Material provided
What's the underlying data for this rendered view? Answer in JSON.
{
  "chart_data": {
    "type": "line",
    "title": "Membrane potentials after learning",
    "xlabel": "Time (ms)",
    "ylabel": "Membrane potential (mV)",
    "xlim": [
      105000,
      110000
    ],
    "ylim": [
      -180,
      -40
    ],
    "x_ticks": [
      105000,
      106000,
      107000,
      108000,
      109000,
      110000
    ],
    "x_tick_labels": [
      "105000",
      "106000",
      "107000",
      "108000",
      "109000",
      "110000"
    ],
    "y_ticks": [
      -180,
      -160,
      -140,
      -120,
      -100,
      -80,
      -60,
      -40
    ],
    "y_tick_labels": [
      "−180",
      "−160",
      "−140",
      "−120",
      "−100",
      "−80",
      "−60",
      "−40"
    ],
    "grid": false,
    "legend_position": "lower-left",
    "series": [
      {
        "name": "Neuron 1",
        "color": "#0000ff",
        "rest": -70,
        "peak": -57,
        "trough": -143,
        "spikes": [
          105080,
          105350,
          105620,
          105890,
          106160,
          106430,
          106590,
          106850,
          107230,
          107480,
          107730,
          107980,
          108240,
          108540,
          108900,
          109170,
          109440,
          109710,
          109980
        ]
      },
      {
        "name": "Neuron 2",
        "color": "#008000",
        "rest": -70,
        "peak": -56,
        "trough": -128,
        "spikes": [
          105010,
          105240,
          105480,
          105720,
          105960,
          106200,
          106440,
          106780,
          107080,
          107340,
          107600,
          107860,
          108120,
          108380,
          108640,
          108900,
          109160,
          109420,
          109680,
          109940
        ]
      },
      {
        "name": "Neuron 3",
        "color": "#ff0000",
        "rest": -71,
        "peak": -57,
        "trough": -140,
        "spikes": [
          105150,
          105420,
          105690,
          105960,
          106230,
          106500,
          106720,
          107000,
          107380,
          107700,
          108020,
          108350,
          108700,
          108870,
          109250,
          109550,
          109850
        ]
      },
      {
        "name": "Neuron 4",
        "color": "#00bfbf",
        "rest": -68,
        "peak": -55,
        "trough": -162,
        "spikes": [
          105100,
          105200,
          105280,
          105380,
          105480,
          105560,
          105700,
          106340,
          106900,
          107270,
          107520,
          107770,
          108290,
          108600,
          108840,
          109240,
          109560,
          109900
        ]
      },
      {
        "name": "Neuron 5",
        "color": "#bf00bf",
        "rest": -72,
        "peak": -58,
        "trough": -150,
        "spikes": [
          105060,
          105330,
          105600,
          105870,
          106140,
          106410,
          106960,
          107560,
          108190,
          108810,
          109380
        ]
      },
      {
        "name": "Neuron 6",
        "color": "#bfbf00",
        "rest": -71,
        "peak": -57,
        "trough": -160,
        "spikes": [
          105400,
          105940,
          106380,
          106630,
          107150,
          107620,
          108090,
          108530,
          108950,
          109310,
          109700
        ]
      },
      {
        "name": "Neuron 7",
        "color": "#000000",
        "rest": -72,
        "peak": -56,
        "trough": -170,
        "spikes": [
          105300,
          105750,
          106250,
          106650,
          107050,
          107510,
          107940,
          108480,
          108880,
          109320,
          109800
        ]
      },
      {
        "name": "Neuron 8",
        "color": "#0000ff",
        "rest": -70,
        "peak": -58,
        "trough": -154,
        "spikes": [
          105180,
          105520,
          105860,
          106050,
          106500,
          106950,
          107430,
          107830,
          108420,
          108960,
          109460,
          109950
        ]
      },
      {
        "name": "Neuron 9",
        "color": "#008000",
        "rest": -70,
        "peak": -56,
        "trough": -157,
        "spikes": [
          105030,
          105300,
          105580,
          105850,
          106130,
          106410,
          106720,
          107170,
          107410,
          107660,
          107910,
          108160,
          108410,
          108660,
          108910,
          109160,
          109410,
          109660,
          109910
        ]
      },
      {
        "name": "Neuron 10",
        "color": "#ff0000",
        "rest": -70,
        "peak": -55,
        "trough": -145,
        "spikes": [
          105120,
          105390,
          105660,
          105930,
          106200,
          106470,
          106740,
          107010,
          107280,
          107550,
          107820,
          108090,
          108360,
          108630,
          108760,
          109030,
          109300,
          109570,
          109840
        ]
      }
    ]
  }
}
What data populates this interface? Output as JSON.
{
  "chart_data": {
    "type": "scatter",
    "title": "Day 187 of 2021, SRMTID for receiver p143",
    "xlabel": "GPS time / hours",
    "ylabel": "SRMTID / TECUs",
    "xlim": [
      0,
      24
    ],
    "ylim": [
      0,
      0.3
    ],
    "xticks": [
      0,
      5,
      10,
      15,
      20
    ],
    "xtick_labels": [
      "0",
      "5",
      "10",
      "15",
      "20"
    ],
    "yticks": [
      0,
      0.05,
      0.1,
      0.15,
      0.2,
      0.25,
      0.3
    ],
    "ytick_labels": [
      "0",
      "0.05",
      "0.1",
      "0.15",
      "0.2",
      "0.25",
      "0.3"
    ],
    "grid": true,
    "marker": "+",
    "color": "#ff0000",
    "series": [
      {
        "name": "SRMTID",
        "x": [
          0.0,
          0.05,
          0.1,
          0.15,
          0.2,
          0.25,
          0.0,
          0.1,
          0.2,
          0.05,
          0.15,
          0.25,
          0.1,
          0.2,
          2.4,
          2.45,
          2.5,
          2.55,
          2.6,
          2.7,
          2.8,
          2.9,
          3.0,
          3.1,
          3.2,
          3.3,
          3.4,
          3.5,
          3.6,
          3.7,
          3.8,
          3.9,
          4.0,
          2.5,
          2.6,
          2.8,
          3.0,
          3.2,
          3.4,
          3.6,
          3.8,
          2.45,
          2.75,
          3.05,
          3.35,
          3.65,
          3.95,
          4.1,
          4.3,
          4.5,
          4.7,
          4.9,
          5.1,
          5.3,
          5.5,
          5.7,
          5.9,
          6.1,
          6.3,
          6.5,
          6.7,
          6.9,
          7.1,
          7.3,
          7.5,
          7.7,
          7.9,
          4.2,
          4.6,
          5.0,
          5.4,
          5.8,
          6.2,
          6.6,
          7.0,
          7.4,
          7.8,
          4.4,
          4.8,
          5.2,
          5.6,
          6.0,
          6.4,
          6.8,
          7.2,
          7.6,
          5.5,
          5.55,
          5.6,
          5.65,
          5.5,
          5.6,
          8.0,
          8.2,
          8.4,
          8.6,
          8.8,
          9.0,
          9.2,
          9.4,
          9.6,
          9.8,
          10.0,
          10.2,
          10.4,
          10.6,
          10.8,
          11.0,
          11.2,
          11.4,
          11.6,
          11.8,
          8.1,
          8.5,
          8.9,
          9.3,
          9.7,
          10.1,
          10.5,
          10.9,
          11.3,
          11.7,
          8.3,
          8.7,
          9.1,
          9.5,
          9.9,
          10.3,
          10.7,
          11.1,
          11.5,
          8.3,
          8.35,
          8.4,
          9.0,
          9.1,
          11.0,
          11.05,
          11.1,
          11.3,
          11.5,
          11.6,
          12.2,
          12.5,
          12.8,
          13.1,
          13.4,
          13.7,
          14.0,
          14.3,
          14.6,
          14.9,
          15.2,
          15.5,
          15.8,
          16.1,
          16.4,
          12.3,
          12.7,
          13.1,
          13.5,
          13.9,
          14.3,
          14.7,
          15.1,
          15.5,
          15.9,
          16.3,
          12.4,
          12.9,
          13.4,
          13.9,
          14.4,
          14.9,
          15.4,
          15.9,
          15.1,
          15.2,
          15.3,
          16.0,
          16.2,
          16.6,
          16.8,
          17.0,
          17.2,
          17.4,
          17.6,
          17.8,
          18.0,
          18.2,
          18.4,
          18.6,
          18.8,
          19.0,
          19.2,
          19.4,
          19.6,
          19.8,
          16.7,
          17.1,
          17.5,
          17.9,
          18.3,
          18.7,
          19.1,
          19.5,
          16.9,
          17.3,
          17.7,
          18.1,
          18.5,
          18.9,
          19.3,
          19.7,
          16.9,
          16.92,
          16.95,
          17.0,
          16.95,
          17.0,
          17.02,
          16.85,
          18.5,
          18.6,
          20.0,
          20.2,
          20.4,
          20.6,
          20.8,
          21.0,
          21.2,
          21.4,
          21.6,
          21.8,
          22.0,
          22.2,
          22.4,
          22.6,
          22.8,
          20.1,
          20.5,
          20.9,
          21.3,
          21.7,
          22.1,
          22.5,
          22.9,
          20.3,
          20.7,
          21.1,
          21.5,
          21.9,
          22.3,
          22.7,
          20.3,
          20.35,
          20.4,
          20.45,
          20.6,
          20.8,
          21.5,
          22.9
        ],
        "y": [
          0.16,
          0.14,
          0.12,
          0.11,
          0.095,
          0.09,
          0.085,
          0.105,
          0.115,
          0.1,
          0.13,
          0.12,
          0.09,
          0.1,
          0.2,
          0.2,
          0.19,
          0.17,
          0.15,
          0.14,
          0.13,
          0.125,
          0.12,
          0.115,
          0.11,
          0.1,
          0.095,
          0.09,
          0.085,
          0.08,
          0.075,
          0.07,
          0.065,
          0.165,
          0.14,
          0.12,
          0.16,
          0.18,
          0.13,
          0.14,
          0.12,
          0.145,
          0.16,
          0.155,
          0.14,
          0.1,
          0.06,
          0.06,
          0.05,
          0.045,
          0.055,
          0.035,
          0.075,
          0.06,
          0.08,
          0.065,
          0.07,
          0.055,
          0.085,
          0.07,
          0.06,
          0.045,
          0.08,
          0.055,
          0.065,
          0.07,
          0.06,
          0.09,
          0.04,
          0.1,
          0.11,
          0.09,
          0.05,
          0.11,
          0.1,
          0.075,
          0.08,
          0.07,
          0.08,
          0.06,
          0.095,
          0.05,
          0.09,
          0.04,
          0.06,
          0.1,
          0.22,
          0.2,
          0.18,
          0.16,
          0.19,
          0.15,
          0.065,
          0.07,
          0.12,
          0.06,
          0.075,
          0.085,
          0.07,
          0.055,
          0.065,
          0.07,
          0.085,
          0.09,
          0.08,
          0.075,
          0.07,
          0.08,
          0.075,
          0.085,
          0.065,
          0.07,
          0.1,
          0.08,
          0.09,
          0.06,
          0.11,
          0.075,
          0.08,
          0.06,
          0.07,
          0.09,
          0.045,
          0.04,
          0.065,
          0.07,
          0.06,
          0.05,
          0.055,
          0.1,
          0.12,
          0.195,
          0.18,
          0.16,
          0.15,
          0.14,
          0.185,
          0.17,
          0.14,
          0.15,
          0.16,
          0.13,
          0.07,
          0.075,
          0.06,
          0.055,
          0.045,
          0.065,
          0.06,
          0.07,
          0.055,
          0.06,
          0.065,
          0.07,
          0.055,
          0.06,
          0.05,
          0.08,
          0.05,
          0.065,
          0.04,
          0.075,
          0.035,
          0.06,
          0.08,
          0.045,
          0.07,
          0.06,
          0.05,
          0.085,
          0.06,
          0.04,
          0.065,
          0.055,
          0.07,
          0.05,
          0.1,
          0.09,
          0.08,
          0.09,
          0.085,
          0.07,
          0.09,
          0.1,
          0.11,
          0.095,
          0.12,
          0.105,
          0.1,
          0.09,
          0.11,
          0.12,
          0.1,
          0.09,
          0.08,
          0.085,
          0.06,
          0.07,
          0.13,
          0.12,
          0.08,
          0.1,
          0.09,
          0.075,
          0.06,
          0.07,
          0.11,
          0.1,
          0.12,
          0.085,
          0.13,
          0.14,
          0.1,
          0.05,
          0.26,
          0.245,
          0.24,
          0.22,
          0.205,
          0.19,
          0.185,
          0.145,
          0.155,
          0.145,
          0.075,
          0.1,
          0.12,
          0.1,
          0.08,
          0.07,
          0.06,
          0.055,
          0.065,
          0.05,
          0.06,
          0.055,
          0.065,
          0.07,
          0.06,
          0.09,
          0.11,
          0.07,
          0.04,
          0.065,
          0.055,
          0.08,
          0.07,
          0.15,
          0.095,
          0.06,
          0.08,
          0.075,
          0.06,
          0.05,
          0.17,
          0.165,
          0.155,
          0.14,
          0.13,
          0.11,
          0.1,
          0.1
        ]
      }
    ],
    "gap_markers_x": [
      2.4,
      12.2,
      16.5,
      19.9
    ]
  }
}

What you have to do
Copy down every line of the material above that includes the string "this".

Expected answer
What's the underlying data for this rendered view? Answer in JSON.
What data populates this interface? Output as JSON.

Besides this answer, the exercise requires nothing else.